Input data -
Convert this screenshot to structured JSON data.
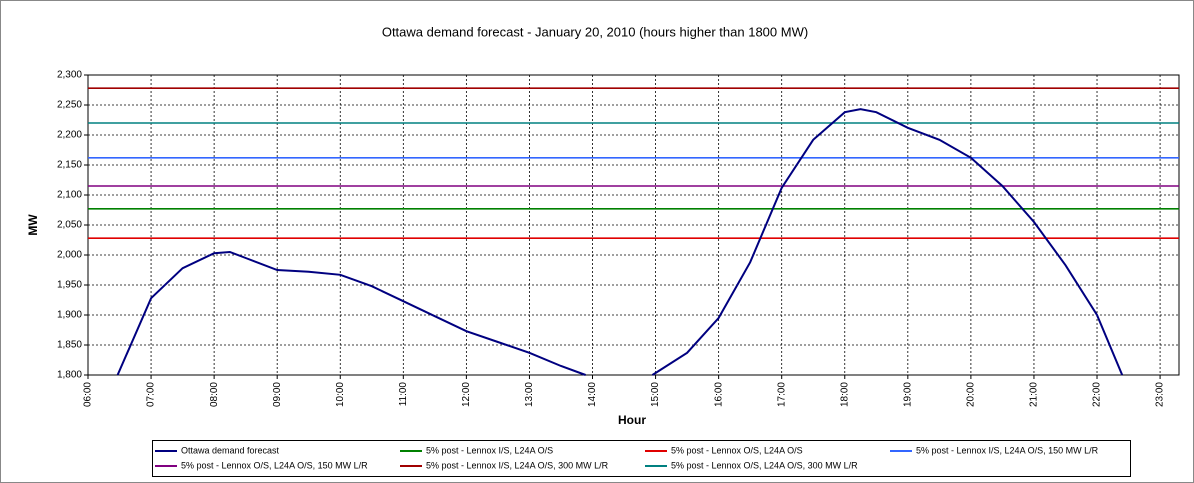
{
  "chart_data": {
    "type": "line",
    "title": "Ottawa demand forecast - January 20, 2010 (hours higher than 1800 MW)",
    "x_label": "Hour",
    "y_label": "MW",
    "xlim": [
      6,
      23.3
    ],
    "ylim": [
      1800,
      2300
    ],
    "xticks": [
      {
        "value": 6,
        "label": "06:00"
      },
      {
        "value": 7,
        "label": "07:00"
      },
      {
        "value": 8,
        "label": "08:00"
      },
      {
        "value": 9,
        "label": "09:00"
      },
      {
        "value": 10,
        "label": "10:00"
      },
      {
        "value": 11,
        "label": "11:00"
      },
      {
        "value": 12,
        "label": "12:00"
      },
      {
        "value": 13,
        "label": "13:00"
      },
      {
        "value": 14,
        "label": "14:00"
      },
      {
        "value": 15,
        "label": "15:00"
      },
      {
        "value": 16,
        "label": "16:00"
      },
      {
        "value": 17,
        "label": "17:00"
      },
      {
        "value": 18,
        "label": "18:00"
      },
      {
        "value": 19,
        "label": "19:00"
      },
      {
        "value": 20,
        "label": "20:00"
      },
      {
        "value": 21,
        "label": "21:00"
      },
      {
        "value": 22,
        "label": "22:00"
      },
      {
        "value": 23,
        "label": "23:00"
      }
    ],
    "yticks": [
      {
        "value": 1800,
        "label": "1,800"
      },
      {
        "value": 1850,
        "label": "1,850"
      },
      {
        "value": 1900,
        "label": "1,900"
      },
      {
        "value": 1950,
        "label": "1,950"
      },
      {
        "value": 2000,
        "label": "2,000"
      },
      {
        "value": 2050,
        "label": "2,050"
      },
      {
        "value": 2100,
        "label": "2,100"
      },
      {
        "value": 2150,
        "label": "2,150"
      },
      {
        "value": 2200,
        "label": "2,200"
      },
      {
        "value": 2250,
        "label": "2,250"
      },
      {
        "value": 2300,
        "label": "2,300"
      }
    ],
    "grid": true,
    "series": [
      {
        "name": "Ottawa demand forecast",
        "color": "#000080",
        "x": [
          6.47,
          7,
          7.5,
          8,
          8.25,
          8.5,
          9,
          9.5,
          10,
          10.5,
          11,
          11.5,
          12,
          12.5,
          13,
          13.5,
          13.89,
          14.4,
          14.95,
          15.5,
          16,
          16.5,
          17,
          17.5,
          18,
          18.25,
          18.5,
          19,
          19.5,
          20,
          20.5,
          21,
          21.5,
          22,
          22.4
        ],
        "values": [
          1800,
          1928,
          1978,
          2003,
          2005,
          1995,
          1975,
          1972,
          1967,
          1948,
          1923,
          1898,
          1873,
          1855,
          1837,
          1815,
          1800,
          null,
          1800,
          1837,
          1895,
          1988,
          2112,
          2192,
          2238,
          2243,
          2238,
          2212,
          2192,
          2162,
          2115,
          2055,
          1983,
          1900,
          1800
        ]
      },
      {
        "name": "5% post - Lennox I/S, L24A O/S",
        "color": "#008000",
        "x": [
          6,
          23.3
        ],
        "values": [
          2077,
          2077
        ]
      },
      {
        "name": "5% post - Lennox O/S, L24A O/S",
        "color": "#e00000",
        "x": [
          6,
          23.3
        ],
        "values": [
          2028,
          2028
        ]
      },
      {
        "name": "5% post - Lennox I/S, L24A O/S, 150 MW L/R",
        "color": "#3366ff",
        "x": [
          6,
          23.3
        ],
        "values": [
          2162,
          2162
        ]
      },
      {
        "name": "5% post - Lennox O/S, L24A O/S, 150 MW L/R",
        "color": "#800080",
        "x": [
          6,
          23.3
        ],
        "values": [
          2115,
          2115
        ]
      },
      {
        "name": "5% post - Lennox I/S, L24A O/S, 300 MW L/R",
        "color": "#a00000",
        "x": [
          6,
          23.3
        ],
        "values": [
          2278,
          2278
        ]
      },
      {
        "name": "5% post - Lennox O/S, L24A O/S, 300 MW L/R",
        "color": "#008080",
        "x": [
          6,
          23.3
        ],
        "values": [
          2220,
          2220
        ]
      }
    ]
  }
}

Given problem - Reproduce each line of the records exactly, and omit every picture.

Output for this task -
Convert this screenshot to structured JSON data.
{
  "chart_data": {
    "type": "line",
    "title": "Ottawa demand forecast - January 20, 2010 (hours higher than 1800 MW)",
    "x_label": "Hour",
    "y_label": "MW",
    "xlim": [
      6,
      23.3
    ],
    "ylim": [
      1800,
      2300
    ],
    "xticks": [
      {
        "value": 6,
        "label": "06:00"
      },
      {
        "value": 7,
        "label": "07:00"
      },
      {
        "value": 8,
        "label": "08:00"
      },
      {
        "value": 9,
        "label": "09:00"
      },
      {
        "value": 10,
        "label": "10:00"
      },
      {
        "value": 11,
        "label": "11:00"
      },
      {
        "value": 12,
        "label": "12:00"
      },
      {
        "value": 13,
        "label": "13:00"
      },
      {
        "value": 14,
        "label": "14:00"
      },
      {
        "value": 15,
        "label": "15:00"
      },
      {
        "value": 16,
        "label": "16:00"
      },
      {
        "value": 17,
        "label": "17:00"
      },
      {
        "value": 18,
        "label": "18:00"
      },
      {
        "value": 19,
        "label": "19:00"
      },
      {
        "value": 20,
        "label": "20:00"
      },
      {
        "value": 21,
        "label": "21:00"
      },
      {
        "value": 22,
        "label": "22:00"
      },
      {
        "value": 23,
        "label": "23:00"
      }
    ],
    "yticks": [
      {
        "value": 1800,
        "label": "1,800"
      },
      {
        "value": 1850,
        "label": "1,850"
      },
      {
        "value": 1900,
        "label": "1,900"
      },
      {
        "value": 1950,
        "label": "1,950"
      },
      {
        "value": 2000,
        "label": "2,000"
      },
      {
        "value": 2050,
        "label": "2,050"
      },
      {
        "value": 2100,
        "label": "2,100"
      },
      {
        "value": 2150,
        "label": "2,150"
      },
      {
        "value": 2200,
        "label": "2,200"
      },
      {
        "value": 2250,
        "label": "2,250"
      },
      {
        "value": 2300,
        "label": "2,300"
      }
    ],
    "grid": true,
    "series": [
      {
        "name": "Ottawa demand forecast",
        "color": "#000080",
        "x": [
          6.47,
          7,
          7.5,
          8,
          8.25,
          8.5,
          9,
          9.5,
          10,
          10.5,
          11,
          11.5,
          12,
          12.5,
          13,
          13.5,
          13.89,
          14.4,
          14.95,
          15.5,
          16,
          16.5,
          17,
          17.5,
          18,
          18.25,
          18.5,
          19,
          19.5,
          20,
          20.5,
          21,
          21.5,
          22,
          22.4
        ],
        "values": [
          1800,
          1928,
          1978,
          2003,
          2005,
          1995,
          1975,
          1972,
          1967,
          1948,
          1923,
          1898,
          1873,
          1855,
          1837,
          1815,
          1800,
          null,
          1800,
          1837,
          1895,
          1988,
          2112,
          2192,
          2238,
          2243,
          2238,
          2212,
          2192,
          2162,
          2115,
          2055,
          1983,
          1900,
          1800
        ]
      },
      {
        "name": "5% post - Lennox I/S, L24A O/S",
        "color": "#008000",
        "x": [
          6,
          23.3
        ],
        "values": [
          2077,
          2077
        ]
      },
      {
        "name": "5% post - Lennox O/S, L24A O/S",
        "color": "#e00000",
        "x": [
          6,
          23.3
        ],
        "values": [
          2028,
          2028
        ]
      },
      {
        "name": "5% post - Lennox I/S, L24A O/S, 150 MW L/R",
        "color": "#3366ff",
        "x": [
          6,
          23.3
        ],
        "values": [
          2162,
          2162
        ]
      },
      {
        "name": "5% post - Lennox O/S, L24A O/S, 150 MW L/R",
        "color": "#800080",
        "x": [
          6,
          23.3
        ],
        "values": [
          2115,
          2115
        ]
      },
      {
        "name": "5% post - Lennox I/S, L24A O/S, 300 MW L/R",
        "color": "#a00000",
        "x": [
          6,
          23.3
        ],
        "values": [
          2278,
          2278
        ]
      },
      {
        "name": "5% post - Lennox O/S, L24A O/S, 300 MW L/R",
        "color": "#008080",
        "x": [
          6,
          23.3
        ],
        "values": [
          2220,
          2220
        ]
      }
    ]
  }
}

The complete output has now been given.